**Data extract**
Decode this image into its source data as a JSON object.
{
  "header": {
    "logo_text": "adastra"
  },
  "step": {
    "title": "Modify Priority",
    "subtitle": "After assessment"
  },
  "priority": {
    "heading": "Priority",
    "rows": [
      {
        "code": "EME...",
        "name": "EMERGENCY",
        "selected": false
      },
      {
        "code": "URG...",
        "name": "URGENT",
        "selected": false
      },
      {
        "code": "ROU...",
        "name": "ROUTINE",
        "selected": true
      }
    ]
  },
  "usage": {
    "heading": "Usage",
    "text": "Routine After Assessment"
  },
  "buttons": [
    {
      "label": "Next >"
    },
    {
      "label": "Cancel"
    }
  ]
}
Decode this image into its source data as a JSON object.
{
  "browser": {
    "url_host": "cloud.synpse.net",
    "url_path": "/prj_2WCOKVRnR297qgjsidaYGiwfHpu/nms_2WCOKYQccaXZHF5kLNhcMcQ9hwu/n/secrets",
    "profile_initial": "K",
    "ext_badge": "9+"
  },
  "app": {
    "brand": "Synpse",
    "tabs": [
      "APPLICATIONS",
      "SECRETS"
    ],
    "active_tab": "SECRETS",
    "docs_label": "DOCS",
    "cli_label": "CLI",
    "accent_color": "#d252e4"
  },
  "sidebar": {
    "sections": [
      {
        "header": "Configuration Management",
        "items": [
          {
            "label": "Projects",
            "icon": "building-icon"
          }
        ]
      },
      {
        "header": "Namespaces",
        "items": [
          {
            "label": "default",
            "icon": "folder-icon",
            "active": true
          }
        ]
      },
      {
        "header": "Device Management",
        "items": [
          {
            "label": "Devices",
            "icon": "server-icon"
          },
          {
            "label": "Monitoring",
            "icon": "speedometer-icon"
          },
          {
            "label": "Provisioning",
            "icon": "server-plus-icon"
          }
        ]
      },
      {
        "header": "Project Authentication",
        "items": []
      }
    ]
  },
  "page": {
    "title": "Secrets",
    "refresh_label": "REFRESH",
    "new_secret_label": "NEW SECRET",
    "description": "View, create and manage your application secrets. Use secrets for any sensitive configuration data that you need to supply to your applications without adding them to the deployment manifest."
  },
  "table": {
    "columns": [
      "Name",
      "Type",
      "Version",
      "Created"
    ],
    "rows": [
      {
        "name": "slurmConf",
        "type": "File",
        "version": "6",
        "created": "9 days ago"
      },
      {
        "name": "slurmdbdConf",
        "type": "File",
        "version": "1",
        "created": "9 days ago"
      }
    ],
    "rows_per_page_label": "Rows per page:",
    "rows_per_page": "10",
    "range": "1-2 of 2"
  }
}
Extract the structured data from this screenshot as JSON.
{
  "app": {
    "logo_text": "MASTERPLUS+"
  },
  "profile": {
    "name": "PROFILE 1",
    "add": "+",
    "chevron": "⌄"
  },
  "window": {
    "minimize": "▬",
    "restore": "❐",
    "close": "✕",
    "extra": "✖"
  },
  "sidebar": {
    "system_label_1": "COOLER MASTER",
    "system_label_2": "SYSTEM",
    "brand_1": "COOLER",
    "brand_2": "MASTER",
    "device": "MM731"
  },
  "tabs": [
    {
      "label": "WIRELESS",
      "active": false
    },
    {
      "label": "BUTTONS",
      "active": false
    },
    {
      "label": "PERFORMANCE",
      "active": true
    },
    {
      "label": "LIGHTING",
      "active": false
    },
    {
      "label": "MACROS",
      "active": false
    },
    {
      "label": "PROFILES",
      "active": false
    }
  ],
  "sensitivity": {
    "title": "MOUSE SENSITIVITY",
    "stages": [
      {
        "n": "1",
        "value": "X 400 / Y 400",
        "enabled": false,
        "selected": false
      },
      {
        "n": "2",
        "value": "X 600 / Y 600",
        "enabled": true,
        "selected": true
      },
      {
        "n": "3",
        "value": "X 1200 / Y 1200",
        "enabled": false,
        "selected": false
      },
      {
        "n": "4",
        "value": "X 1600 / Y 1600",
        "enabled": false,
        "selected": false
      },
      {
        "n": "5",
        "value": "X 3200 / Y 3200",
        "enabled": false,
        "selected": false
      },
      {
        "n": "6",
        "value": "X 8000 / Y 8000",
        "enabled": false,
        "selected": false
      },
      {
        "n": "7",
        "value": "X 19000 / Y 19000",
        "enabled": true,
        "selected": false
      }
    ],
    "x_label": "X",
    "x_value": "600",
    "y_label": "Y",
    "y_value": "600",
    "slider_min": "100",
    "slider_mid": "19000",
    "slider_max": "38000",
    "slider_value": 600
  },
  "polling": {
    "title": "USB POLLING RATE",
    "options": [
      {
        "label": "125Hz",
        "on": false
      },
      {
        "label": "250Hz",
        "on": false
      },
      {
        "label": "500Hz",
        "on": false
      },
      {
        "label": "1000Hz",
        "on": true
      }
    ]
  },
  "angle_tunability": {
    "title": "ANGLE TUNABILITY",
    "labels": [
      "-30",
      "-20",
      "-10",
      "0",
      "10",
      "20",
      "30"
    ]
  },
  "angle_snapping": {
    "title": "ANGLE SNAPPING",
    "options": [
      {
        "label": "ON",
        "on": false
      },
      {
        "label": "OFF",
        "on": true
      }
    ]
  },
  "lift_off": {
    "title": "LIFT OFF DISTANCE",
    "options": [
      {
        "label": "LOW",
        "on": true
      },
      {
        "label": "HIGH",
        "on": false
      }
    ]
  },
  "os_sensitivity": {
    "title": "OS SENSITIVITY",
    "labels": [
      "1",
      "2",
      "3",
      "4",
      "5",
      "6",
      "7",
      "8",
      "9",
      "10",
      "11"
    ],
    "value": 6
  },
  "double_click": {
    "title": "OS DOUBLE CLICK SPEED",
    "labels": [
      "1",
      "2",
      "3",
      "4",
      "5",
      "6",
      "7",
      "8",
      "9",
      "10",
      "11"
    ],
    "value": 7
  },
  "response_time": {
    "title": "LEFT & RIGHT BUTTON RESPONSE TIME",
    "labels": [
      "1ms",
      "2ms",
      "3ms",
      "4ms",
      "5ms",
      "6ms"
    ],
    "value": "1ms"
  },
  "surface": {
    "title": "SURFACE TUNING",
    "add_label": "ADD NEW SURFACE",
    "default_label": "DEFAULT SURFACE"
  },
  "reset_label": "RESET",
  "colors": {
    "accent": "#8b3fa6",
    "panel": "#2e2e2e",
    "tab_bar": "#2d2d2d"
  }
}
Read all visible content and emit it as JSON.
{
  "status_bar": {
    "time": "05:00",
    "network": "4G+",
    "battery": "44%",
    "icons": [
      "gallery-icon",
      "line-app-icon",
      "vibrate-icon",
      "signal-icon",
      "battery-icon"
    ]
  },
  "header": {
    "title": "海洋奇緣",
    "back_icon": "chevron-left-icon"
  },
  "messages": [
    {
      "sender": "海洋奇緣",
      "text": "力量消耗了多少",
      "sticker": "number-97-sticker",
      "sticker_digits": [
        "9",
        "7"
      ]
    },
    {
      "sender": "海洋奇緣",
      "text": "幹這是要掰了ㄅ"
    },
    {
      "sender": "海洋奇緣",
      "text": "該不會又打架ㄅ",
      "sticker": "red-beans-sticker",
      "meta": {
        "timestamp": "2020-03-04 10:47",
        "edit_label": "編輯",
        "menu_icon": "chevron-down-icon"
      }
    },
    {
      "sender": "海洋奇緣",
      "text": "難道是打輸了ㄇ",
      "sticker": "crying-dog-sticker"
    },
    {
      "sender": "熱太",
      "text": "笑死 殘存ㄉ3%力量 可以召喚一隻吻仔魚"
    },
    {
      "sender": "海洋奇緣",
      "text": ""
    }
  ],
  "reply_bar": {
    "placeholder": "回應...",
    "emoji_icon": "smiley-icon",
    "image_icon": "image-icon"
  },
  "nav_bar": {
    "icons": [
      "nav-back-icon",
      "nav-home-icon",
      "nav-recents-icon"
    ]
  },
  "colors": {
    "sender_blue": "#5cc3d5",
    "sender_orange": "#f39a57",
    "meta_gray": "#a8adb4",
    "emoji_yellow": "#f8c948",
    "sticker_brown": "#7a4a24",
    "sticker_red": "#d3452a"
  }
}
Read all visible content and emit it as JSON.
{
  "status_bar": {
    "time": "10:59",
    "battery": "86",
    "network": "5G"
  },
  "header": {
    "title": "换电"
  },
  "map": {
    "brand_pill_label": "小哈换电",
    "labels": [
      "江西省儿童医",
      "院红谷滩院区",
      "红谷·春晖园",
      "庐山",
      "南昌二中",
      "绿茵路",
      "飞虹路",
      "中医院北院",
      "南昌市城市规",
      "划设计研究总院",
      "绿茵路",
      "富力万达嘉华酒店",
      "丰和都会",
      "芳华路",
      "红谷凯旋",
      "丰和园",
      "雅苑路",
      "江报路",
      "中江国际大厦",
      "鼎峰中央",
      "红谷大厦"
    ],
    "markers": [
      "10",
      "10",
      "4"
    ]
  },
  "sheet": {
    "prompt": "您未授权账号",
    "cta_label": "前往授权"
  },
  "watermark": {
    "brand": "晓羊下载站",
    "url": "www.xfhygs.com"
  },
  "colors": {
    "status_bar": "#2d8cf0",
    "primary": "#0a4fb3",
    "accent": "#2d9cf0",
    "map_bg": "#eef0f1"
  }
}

**Task statement**
Go over the data above and copy every line that has the word "header" in it.

**Right answer**
  "header": {
        "header": "Configuration Management",
        "header": "Namespaces",
        "header": "Device Management",
        "header": "Project Authentication",
  "header": {
  "header": {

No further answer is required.